◆ REQUIREMENTS ◆
Output the records exactly. Include every line.

--- Begin ---

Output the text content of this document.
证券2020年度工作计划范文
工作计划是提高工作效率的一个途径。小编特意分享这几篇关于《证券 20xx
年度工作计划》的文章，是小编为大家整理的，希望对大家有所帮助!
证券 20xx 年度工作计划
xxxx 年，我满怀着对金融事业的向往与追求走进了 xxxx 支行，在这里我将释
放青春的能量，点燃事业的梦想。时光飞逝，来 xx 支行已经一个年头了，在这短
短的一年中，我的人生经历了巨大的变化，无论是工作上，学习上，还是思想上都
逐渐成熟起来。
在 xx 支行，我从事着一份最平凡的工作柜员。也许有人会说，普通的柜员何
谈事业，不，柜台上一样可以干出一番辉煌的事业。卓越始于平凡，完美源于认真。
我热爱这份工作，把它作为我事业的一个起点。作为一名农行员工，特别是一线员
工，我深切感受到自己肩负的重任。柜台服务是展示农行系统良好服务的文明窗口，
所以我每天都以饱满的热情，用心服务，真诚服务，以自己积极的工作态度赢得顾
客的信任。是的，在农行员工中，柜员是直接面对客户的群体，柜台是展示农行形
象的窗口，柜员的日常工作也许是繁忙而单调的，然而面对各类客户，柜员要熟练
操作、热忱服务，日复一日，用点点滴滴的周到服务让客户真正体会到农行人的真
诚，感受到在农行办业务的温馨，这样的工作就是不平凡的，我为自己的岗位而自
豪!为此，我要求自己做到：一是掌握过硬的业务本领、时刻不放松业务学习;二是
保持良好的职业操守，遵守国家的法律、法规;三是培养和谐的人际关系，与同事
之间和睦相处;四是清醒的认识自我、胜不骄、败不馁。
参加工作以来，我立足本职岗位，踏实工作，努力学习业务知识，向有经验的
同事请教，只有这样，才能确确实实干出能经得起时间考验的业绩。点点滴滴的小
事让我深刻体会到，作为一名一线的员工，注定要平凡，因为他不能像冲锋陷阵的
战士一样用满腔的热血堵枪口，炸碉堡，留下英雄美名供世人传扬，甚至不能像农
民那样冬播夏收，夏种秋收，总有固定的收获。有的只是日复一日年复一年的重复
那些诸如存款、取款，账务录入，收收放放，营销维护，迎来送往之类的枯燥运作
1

--- End ---

◆ EXERCISE RESULT ◆
Output the text content of this document.
证券2020年度工作计划范文
工作计划是提高工作效率的一个途径。小编特意分享这几篇关于《证券 20xx
年度工作计划》的文章，是小编为大家整理的，希望对大家有所帮助!
证券 20xx 年度工作计划
xxxx 年，我满怀着对金融事业的向往与追求走进了 xxxx 支行，在这里我将释
放青春的能量，点燃事业的梦想。时光飞逝，来 xx 支行已经一个年头了，在这短
短的一年中，我的人生经历了巨大的变化，无论是工作上，学习上，还是思想上都
逐渐成熟起来。
在 xx 支行，我从事着一份最平凡的工作柜员。也许有人会说，普通的柜员何
谈事业，不，柜台上一样可以干出一番辉煌的事业。卓越始于平凡，完美源于认真。
我热爱这份工作，把它作为我事业的一个起点。作为一名农行员工，特别是一线员
工，我深切感受到自己肩负的重任。柜台服务是展示农行系统良好服务的文明窗口，
所以我每天都以饱满的热情，用心服务，真诚服务，以自己积极的工作态度赢得顾
客的信任。是的，在农行员工中，柜员是直接面对客户的群体，柜台是展示农行形
象的窗口，柜员的日常工作也许是繁忙而单调的，然而面对各类客户，柜员要熟练
操作、热忱服务，日复一日，用点点滴滴的周到服务让客户真正体会到农行人的真
诚，感受到在农行办业务的温馨，这样的工作就是不平凡的，我为自己的岗位而自
豪!为此，我要求自己做到：一是掌握过硬的业务本领、时刻不放松业务学习;二是
保持良好的职业操守，遵守国家的法律、法规;三是培养和谐的人际关系，与同事
之间和睦相处;四是清醒的认识自我、胜不骄、败不馁。
参加工作以来，我立足本职岗位，踏实工作，努力学习业务知识，向有经验的
同事请教，只有这样，才能确确实实干出能经得起时间考验的业绩。点点滴滴的小
事让我深刻体会到，作为一名一线的员工，注定要平凡，因为他不能像冲锋陷阵的
战士一样用满腔的热血堵枪口，炸碉堡，留下英雄美名供世人传扬，甚至不能像农
民那样冬播夏收，夏种秋收，总有固定的收获。有的只是日复一日年复一年的重复
那些诸如存款、取款，账务录入，收收放放，营销维护，迎来送往之类的枯燥运作
1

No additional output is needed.